Problem to work on
Scan the data below and pick out the lines containing the word "ipsum".

Provided data
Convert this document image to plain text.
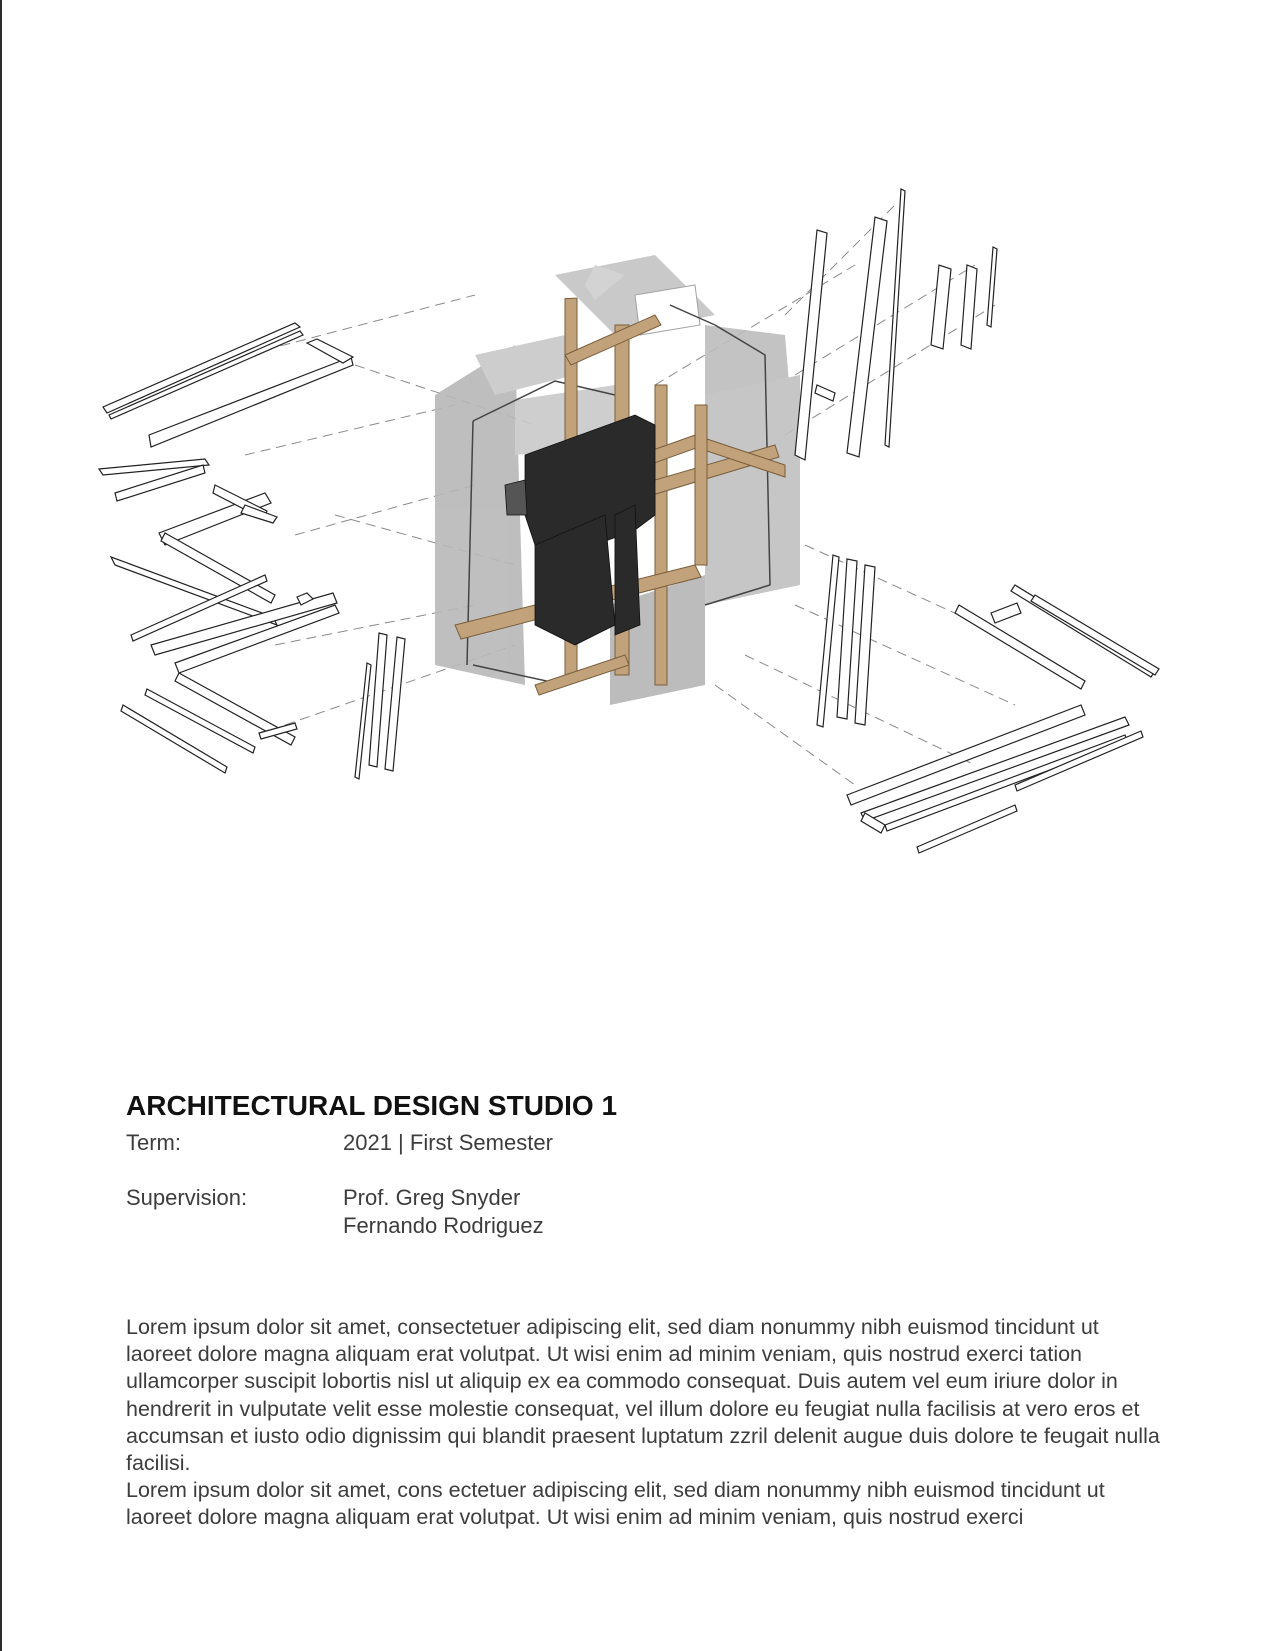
ARCHITECTURAL DESIGN STUDIO 1
Term:	2021 | First Semester
Supervision:	Prof. Greg Snyder
Fernando Rodriguez

Lorem ipsum dolor sit amet, consectetuer adipiscing elit, sed diam nonummy nibh euismod tincidunt ut laoreet dolore magna aliquam erat volutpat. Ut wisi enim ad minim veniam, quis nostrud exerci tation ullamcorper suscipit lobortis nisl ut aliquip ex ea commodo consequat. Duis autem vel eum iriure dolor in hendrerit in vulputate velit esse molestie consequat, vel illum dolore eu feugiat nulla facilisis at vero eros et accumsan et iusto odio dignissim qui blandit praesent luptatum zzril delenit augue duis dolore te feugait nulla facilisi.

Lorem ipsum dolor sit amet, cons ectetuer adipiscing elit, sed diam nonummy nibh euismod tincidunt ut laoreet dolore magna aliquam erat volutpat. Ut wisi enim ad minim veniam, quis nostrud exerci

Output below
Lorem ipsum dolor sit amet, consectetuer adipiscing elit, sed diam nonummy nibh euismod tincidunt ut laoreet dolore magna aliquam erat volutpat. Ut wisi enim ad minim veniam, quis nostrud exerci tation ullamcorper suscipit lobortis nisl ut aliquip ex ea commodo consequat. Duis autem vel eum iriure dolor in hendrerit in vulputate velit esse molestie consequat, vel illum dolore eu feugiat nulla facilisis at vero eros et accumsan et iusto odio dignissim qui blandit praesent luptatum zzril delenit augue duis dolore te feugait nulla facilisi.
Lorem ipsum dolor sit amet, cons ectetuer adipiscing elit, sed diam nonummy nibh euismod tincidunt ut laoreet dolore magna aliquam erat volutpat. Ut wisi enim ad minim veniam, quis nostrud exerci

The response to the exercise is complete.